PROVIDED ENTRIES —
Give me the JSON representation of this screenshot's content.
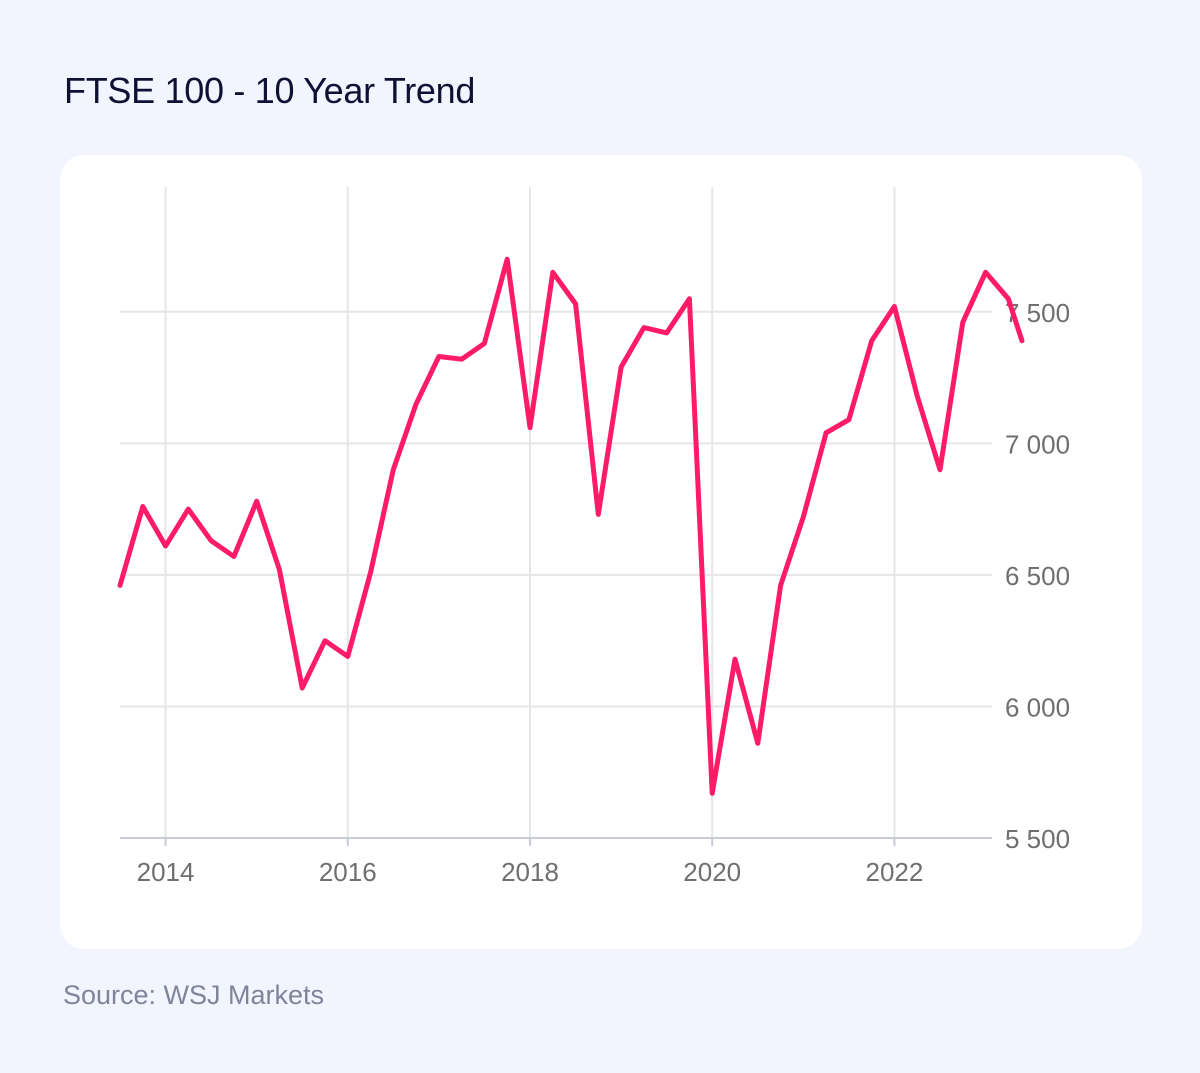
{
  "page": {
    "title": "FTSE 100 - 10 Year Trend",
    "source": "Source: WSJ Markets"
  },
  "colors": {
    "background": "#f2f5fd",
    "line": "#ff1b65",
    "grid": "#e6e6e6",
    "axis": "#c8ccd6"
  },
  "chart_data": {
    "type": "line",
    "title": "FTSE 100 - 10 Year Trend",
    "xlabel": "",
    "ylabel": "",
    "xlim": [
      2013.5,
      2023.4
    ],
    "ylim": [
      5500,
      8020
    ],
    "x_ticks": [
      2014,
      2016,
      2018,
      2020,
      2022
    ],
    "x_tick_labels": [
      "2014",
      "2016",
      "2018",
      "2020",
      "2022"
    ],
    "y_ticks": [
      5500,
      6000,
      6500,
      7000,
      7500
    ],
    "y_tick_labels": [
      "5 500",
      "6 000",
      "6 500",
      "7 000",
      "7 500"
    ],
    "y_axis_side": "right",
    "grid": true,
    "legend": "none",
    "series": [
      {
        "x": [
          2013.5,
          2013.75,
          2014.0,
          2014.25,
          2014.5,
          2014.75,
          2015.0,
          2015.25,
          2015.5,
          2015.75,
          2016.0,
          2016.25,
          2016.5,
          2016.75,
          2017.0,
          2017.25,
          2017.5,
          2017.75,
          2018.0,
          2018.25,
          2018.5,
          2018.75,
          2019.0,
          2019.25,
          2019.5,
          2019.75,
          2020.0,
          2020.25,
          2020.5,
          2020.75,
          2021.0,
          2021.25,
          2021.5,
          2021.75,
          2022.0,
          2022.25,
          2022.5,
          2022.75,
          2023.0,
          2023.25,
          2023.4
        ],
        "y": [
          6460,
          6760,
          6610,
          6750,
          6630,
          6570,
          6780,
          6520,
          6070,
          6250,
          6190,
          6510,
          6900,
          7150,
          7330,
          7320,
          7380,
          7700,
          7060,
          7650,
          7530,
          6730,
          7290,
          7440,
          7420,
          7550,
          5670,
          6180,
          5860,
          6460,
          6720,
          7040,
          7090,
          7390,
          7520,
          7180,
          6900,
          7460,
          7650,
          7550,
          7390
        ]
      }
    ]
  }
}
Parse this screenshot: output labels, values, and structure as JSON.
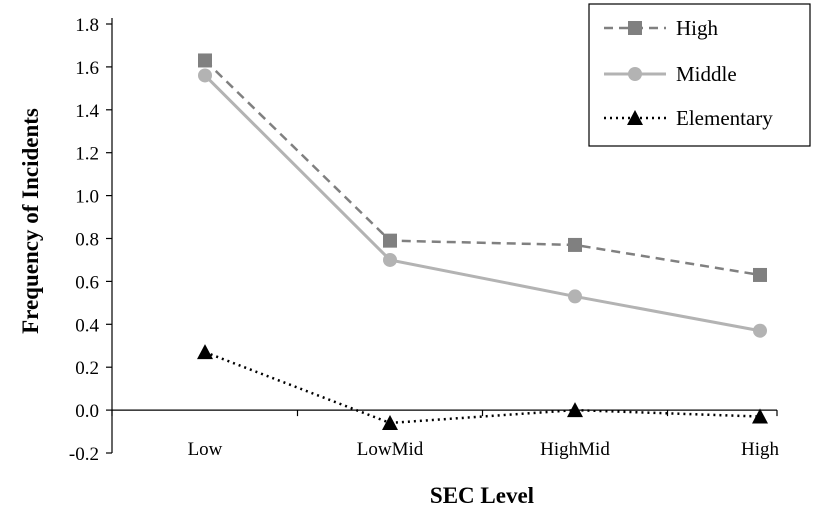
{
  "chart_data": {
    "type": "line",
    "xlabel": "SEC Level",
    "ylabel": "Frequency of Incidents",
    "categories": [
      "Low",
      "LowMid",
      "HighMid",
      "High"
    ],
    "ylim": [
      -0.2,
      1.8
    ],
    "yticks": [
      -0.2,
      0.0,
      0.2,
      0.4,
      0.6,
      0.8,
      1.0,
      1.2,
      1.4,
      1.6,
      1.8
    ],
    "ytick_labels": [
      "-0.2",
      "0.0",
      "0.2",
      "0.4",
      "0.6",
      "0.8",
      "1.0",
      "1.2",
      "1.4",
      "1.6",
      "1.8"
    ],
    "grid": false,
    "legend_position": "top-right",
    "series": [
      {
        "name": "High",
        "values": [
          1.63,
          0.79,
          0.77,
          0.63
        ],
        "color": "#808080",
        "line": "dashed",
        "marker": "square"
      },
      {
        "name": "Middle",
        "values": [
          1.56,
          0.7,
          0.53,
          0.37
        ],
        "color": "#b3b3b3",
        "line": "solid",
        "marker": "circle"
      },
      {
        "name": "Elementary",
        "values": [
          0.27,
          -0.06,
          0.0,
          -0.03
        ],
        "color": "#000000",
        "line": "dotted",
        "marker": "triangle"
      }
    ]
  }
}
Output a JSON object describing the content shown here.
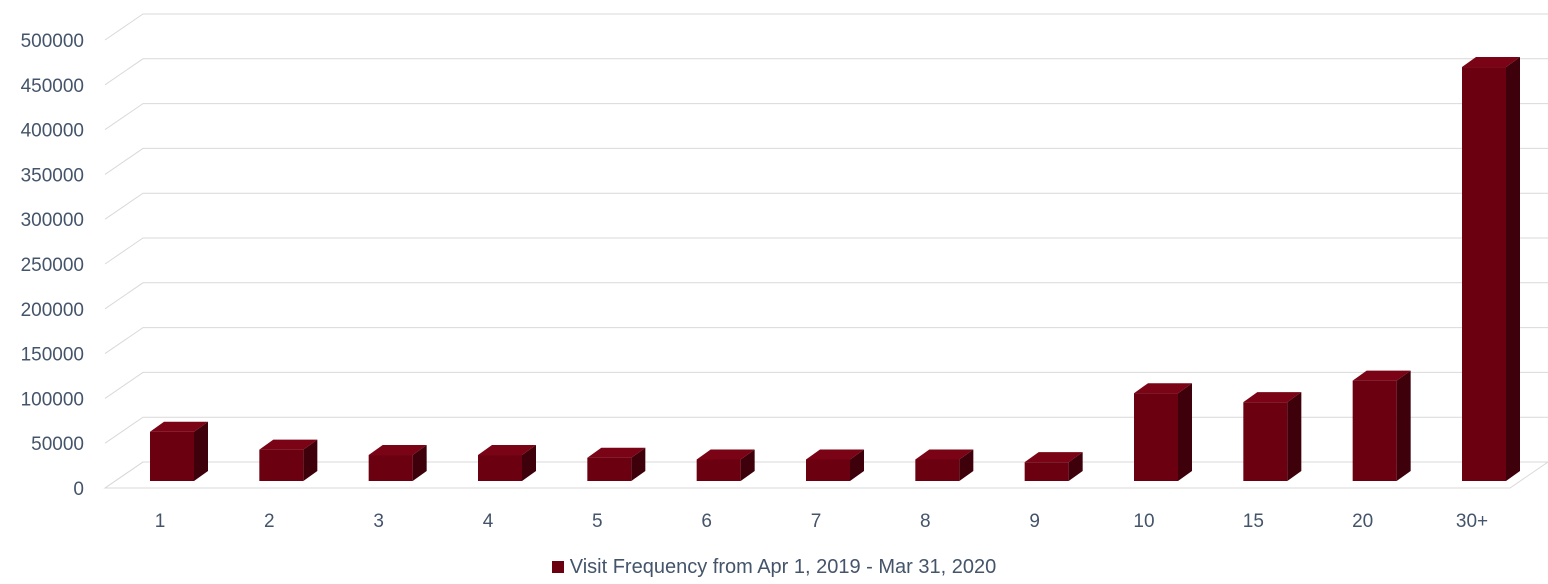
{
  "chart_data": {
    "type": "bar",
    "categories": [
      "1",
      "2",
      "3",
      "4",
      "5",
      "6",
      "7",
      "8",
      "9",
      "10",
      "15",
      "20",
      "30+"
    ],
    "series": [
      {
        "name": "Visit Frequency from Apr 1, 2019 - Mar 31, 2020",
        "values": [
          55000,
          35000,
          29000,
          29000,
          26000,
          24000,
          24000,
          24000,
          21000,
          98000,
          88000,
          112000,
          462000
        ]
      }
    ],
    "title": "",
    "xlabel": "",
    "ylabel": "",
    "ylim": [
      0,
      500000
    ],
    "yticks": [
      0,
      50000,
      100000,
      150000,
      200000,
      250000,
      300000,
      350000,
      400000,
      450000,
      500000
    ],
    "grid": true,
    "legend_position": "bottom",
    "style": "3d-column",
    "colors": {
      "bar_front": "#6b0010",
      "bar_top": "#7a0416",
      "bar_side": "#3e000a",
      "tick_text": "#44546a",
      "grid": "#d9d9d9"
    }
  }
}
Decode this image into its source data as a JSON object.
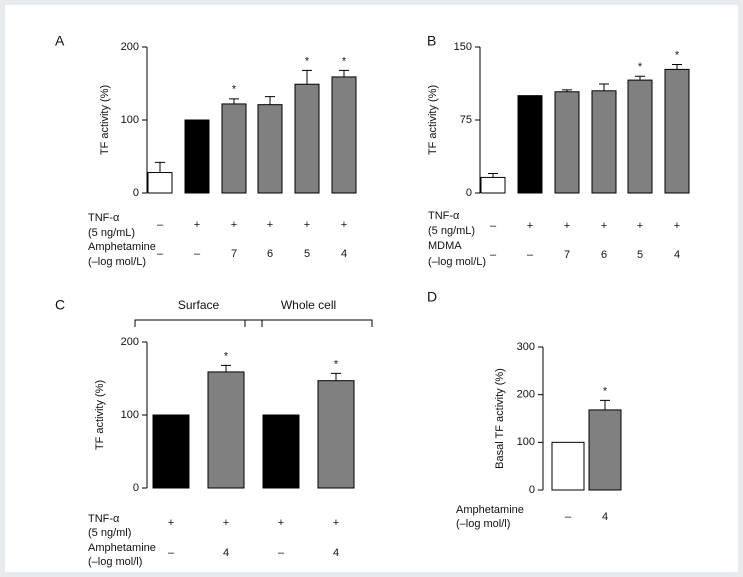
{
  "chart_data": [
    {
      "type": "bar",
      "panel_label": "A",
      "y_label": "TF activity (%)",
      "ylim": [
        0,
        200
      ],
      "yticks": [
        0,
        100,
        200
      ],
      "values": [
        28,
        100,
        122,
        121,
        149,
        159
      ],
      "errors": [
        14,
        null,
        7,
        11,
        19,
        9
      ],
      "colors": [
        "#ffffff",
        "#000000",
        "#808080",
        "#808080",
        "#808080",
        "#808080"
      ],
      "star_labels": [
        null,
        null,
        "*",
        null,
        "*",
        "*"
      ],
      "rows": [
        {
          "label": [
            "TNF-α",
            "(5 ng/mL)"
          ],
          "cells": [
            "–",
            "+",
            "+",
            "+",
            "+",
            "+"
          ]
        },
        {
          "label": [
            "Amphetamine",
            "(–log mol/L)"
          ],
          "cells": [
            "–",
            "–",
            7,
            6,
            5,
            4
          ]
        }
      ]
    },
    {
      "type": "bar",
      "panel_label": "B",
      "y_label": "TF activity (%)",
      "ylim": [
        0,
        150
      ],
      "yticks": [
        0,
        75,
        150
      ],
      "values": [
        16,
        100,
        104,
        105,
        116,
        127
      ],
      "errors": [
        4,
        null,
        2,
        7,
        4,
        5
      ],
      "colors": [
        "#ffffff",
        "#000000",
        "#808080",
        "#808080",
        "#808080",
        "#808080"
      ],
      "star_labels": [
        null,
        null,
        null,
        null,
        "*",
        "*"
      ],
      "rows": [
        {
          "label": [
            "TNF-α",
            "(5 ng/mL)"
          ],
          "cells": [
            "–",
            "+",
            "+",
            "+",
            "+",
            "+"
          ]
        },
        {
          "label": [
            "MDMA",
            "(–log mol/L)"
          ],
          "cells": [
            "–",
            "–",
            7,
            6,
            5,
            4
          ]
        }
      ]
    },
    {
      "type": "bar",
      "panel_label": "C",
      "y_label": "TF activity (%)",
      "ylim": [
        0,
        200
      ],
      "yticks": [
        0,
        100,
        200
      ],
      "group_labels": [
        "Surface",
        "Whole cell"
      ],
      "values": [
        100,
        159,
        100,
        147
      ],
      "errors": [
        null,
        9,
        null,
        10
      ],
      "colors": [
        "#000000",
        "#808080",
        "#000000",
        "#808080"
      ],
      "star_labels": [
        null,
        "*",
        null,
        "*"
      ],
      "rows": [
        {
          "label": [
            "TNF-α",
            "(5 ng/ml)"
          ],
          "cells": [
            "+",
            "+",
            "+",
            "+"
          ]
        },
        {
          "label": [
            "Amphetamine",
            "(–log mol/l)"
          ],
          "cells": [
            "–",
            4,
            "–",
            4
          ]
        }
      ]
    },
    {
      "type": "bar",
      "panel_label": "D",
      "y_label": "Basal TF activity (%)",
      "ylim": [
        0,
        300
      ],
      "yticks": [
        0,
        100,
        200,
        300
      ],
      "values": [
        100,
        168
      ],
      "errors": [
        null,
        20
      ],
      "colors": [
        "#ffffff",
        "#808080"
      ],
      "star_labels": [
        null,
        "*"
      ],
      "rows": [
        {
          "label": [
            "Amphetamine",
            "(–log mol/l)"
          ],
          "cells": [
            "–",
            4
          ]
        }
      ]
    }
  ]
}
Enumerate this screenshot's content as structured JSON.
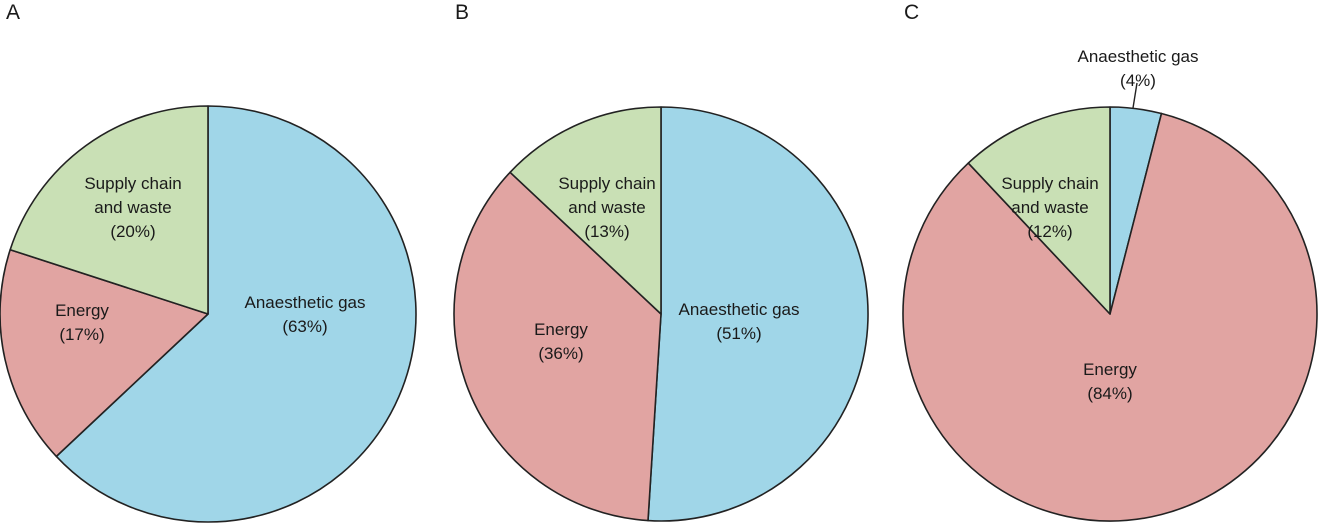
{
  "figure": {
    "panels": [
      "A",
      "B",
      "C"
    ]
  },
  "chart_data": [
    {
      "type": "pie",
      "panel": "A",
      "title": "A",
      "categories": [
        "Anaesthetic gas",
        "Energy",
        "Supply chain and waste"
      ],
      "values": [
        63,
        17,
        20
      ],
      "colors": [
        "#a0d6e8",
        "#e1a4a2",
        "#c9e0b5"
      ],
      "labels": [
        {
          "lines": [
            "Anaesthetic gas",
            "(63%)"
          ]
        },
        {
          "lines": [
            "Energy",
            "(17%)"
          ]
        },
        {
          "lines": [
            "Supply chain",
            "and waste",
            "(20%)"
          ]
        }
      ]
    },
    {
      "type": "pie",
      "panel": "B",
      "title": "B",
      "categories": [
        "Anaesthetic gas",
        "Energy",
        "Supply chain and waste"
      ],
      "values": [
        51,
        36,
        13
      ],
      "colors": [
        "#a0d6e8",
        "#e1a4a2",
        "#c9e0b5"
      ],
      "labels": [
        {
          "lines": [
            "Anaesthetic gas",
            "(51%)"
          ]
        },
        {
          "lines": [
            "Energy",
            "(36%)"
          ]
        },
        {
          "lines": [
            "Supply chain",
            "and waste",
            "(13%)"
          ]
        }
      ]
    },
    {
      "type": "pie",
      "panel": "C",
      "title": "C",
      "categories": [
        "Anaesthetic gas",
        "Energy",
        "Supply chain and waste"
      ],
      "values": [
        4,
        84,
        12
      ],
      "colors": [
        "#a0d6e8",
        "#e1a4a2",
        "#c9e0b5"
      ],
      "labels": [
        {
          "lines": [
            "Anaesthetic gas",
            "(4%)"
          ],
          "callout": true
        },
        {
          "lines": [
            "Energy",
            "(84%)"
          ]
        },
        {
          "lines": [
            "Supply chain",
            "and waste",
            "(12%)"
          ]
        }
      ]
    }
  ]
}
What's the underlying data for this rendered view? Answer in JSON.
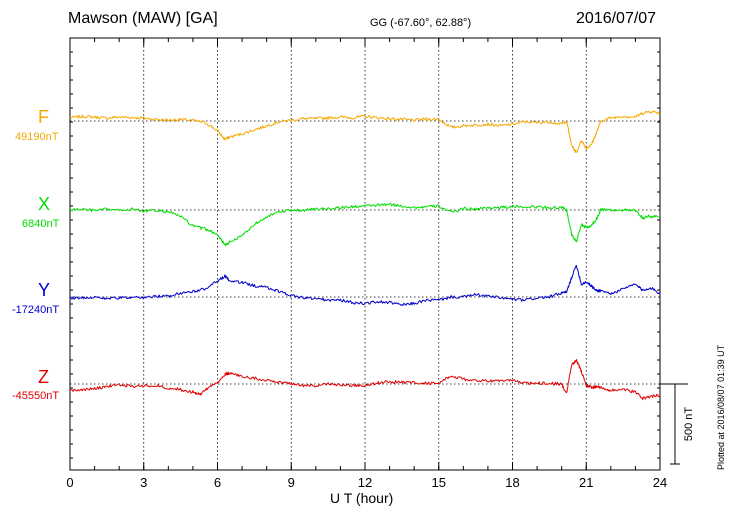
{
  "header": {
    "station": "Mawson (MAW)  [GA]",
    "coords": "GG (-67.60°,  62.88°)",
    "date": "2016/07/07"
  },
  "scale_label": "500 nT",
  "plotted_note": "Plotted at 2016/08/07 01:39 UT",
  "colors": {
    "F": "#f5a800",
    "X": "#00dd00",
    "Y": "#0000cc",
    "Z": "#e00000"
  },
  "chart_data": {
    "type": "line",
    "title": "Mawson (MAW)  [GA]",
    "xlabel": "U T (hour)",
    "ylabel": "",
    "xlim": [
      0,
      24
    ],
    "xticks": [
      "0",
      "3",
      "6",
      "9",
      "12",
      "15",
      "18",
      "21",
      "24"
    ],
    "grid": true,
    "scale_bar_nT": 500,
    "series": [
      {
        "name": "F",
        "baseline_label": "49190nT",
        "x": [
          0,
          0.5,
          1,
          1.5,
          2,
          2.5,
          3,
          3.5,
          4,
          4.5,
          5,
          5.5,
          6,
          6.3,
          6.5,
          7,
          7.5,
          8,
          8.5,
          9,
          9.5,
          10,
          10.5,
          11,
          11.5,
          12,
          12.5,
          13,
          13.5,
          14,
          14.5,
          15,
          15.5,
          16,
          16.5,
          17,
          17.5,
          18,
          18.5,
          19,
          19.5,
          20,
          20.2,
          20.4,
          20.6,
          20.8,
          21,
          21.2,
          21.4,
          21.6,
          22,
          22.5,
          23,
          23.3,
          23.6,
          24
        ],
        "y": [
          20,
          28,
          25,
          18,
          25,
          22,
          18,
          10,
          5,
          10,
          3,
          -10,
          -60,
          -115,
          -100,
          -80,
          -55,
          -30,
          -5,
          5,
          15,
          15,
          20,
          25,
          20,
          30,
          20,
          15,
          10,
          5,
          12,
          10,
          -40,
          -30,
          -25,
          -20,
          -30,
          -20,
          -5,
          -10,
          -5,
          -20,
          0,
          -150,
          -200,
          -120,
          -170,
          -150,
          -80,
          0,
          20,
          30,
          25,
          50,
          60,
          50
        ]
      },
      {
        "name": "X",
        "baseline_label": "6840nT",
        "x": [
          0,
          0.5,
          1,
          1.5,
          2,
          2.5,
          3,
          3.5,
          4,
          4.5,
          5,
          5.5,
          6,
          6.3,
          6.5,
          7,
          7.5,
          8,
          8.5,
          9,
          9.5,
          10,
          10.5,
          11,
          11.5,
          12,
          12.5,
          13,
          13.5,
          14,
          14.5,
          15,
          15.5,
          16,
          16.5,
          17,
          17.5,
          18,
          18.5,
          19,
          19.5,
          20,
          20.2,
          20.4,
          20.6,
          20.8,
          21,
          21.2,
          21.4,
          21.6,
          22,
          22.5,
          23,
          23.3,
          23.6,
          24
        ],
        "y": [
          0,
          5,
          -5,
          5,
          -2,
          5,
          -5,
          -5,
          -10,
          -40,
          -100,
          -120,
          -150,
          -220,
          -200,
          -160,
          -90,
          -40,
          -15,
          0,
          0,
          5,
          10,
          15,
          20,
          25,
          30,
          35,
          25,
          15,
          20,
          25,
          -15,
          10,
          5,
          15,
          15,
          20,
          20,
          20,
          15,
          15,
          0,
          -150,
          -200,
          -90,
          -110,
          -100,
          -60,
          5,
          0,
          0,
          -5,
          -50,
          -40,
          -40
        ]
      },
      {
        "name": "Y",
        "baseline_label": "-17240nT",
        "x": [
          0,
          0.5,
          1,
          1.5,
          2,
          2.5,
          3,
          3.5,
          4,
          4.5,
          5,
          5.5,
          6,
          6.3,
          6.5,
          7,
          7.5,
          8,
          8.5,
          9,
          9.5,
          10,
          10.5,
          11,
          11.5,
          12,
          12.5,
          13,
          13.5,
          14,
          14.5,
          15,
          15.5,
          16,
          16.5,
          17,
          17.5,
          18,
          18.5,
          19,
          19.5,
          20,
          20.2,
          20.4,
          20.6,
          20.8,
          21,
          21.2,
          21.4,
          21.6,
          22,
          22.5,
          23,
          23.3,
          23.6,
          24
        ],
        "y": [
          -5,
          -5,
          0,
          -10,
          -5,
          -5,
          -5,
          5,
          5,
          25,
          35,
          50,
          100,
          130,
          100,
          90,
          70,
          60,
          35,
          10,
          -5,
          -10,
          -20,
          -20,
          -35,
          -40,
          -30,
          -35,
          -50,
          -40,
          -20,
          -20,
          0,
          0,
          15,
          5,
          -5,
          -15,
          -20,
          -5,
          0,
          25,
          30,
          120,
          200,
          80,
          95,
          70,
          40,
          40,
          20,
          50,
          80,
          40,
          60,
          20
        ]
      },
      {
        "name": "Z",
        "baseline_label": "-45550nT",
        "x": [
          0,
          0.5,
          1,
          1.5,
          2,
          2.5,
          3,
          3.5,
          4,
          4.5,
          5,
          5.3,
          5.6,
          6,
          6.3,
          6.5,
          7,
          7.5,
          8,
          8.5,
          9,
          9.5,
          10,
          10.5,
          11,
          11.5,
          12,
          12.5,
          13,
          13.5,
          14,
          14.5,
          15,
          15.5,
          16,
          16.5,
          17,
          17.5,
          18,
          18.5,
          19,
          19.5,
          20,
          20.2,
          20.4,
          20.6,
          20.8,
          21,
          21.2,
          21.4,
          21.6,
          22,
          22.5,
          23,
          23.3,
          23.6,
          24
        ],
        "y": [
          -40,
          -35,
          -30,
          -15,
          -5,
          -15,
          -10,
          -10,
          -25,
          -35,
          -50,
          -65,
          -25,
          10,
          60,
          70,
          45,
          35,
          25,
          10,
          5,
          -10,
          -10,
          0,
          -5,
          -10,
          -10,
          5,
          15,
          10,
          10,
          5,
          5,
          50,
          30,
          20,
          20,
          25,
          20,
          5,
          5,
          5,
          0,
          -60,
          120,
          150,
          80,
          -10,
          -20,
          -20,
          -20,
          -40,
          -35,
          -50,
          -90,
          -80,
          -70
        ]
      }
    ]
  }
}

STATED EXERCISE — Within the listing above, find every line containing the string "right" and return it.

PROBLEM SOLUTION —
    "y_axis_side": "right",
    "legend_position": "top-right",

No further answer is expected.